:: DATA SUPPLIED ::

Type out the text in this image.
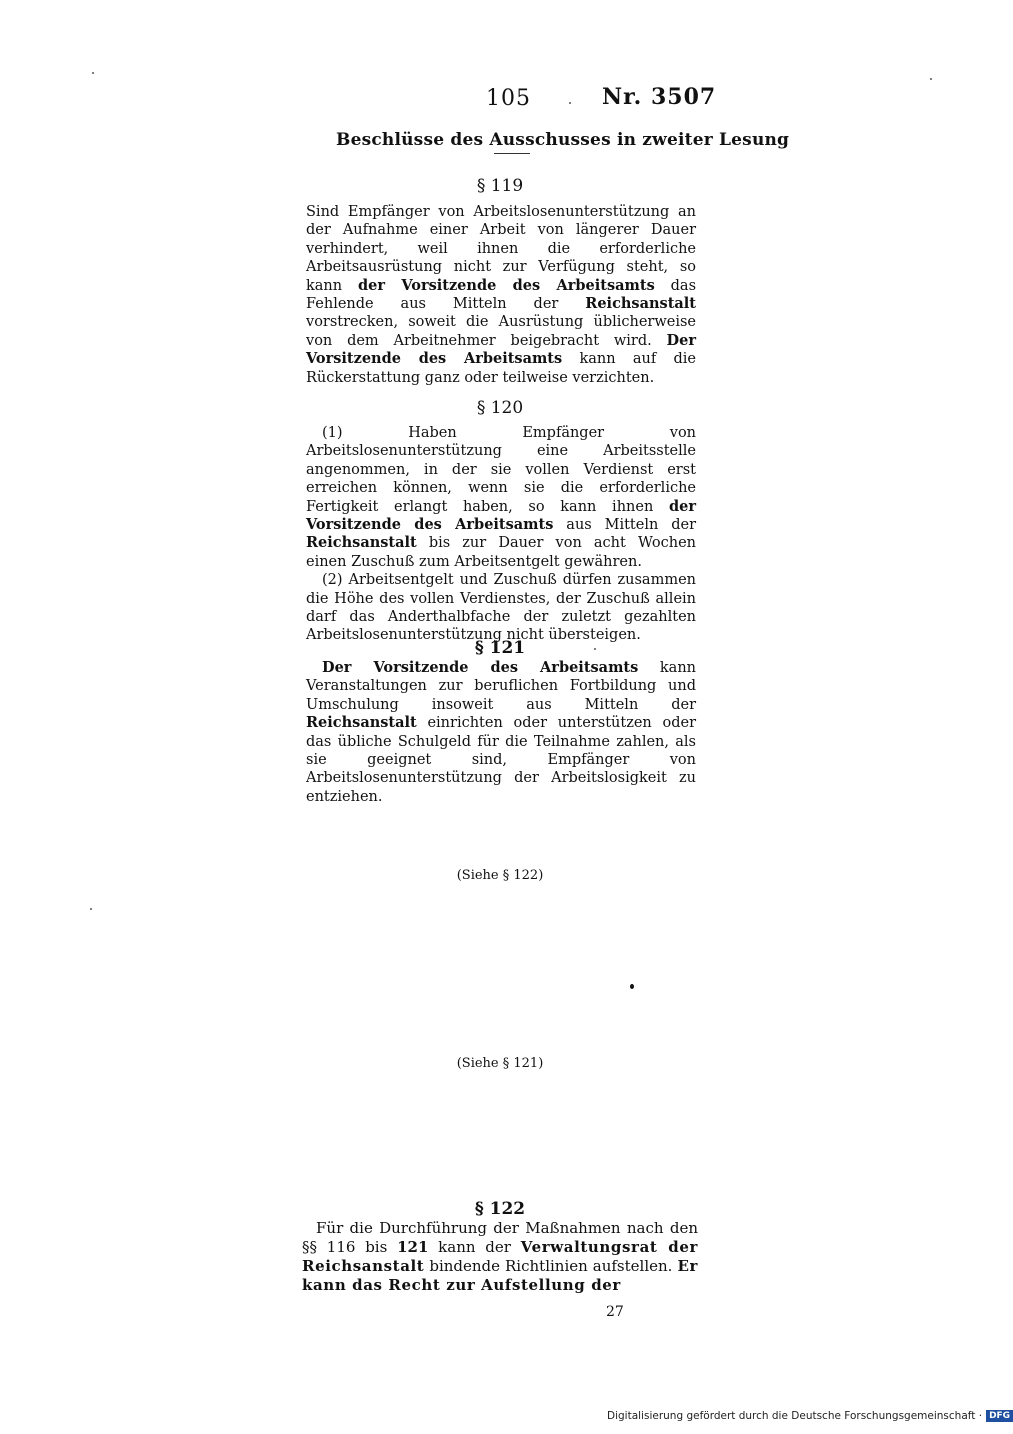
105	Nr. 3507
Beschlüsse des Ausschusses in zweiter Lesung
§ 119
Sind Empfänger von Arbeitslosenunterstützung an der Aufnahme einer Arbeit von längerer Dauer verhindert, weil ihnen die erforderliche Arbeitsausrüstung nicht zur Verfügung steht, so kann der Vorsitzende des Arbeitsamts das Fehlende aus Mitteln der Reichsanstalt vorstrecken, soweit die Ausrüstung üblicherweise von dem Arbeitnehmer beigebracht wird. Der Vorsitzende des Arbeitsamts kann auf die Rückerstattung ganz oder teilweise verzichten.
§ 120
(1)	Haben Empfänger von Arbeitslosenunterstützung eine Arbeitsstelle angenommen, in der sie vollen Verdienst erst erreichen können, wenn sie die erforderliche Fertigkeit erlangt haben, so kann ihnen der Vorsitzende des Arbeitsamts aus Mitteln der Reichsanstalt bis zur Dauer von acht Wochen einen Zuschuß zum Arbeitsentgelt gewähren.
(2) Arbeitsentgelt und Zuschuß dürfen zusammen die Höhe des vollen Verdienstes, der Zuschuß allein darf das Anderthalbfache der zuletzt gezahlten Arbeitslosenunterstützung nicht übersteigen.
§ 121
Der Vorsitzende des Arbeitsamts kann Veranstaltungen zur beruflichen Fortbildung und Umschulung insoweit aus Mitteln der Reichsanstalt einrichten oder unterstützen oder das übliche Schulgeld für die Teilnahme zahlen, als sie geeignet sind, Empfänger von Arbeitslosenunterstützung der Arbeitslosigkeit zu entziehen.
(Siehe § 122)
(Siehe § 121)
§ 122
Für die Durchführung der Maßnahmen nach den §§ 116 bis 121 kann der Verwaltungsrat der Reichsanstalt bindende Richtlinien aufstellen. Er kann das Recht zur Aufstellung der
27
Digitalisierung gefördert durch die Deutsche Forschungsgemeinschaft · DFG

:::

> WORK ITEM
Reproduce each line of the records exactly and exclude any images.

> THE ANSWER
Type out the text in this image.
105	Nr. 3507
Beschlüsse des Ausschusses in zweiter Lesung
§ 119
Sind Empfänger von Arbeitslosenunterstützung an der Aufnahme einer Arbeit von längerer Dauer verhindert, weil ihnen die erforderliche Arbeitsausrüstung nicht zur Verfügung steht, so kann der Vorsitzende des Arbeitsamts das Fehlende aus Mitteln der Reichsanstalt vorstrecken, soweit die Ausrüstung üblicherweise von dem Arbeitnehmer beigebracht wird. Der Vorsitzende des Arbeitsamts kann auf die Rückerstattung ganz oder teilweise verzichten.
§ 120
(1)	Haben Empfänger von Arbeitslosenunterstützung eine Arbeitsstelle angenommen, in der sie vollen Verdienst erst erreichen können, wenn sie die erforderliche Fertigkeit erlangt haben, so kann ihnen der Vorsitzende des Arbeitsamts aus Mitteln der Reichsanstalt bis zur Dauer von acht Wochen einen Zuschuß zum Arbeitsentgelt gewähren.
(2) Arbeitsentgelt und Zuschuß dürfen zusammen die Höhe des vollen Verdienstes, der Zuschuß allein darf das Anderthalbfache der zuletzt gezahlten Arbeitslosenunterstützung nicht übersteigen.
§ 121
Der Vorsitzende des Arbeitsamts kann Veranstaltungen zur beruflichen Fortbildung und Umschulung insoweit aus Mitteln der Reichsanstalt einrichten oder unterstützen oder das übliche Schulgeld für die Teilnahme zahlen, als sie geeignet sind, Empfänger von Arbeitslosenunterstützung der Arbeitslosigkeit zu entziehen.
(Siehe § 122)
(Siehe § 121)
§ 122
Für die Durchführung der Maßnahmen nach den §§ 116 bis 121 kann der Verwaltungsrat der Reichsanstalt bindende Richtlinien aufstellen. Er kann das Recht zur Aufstellung der
27
Digitalisierung gefördert durch die Deutsche Forschungsgemeinschaft · DFG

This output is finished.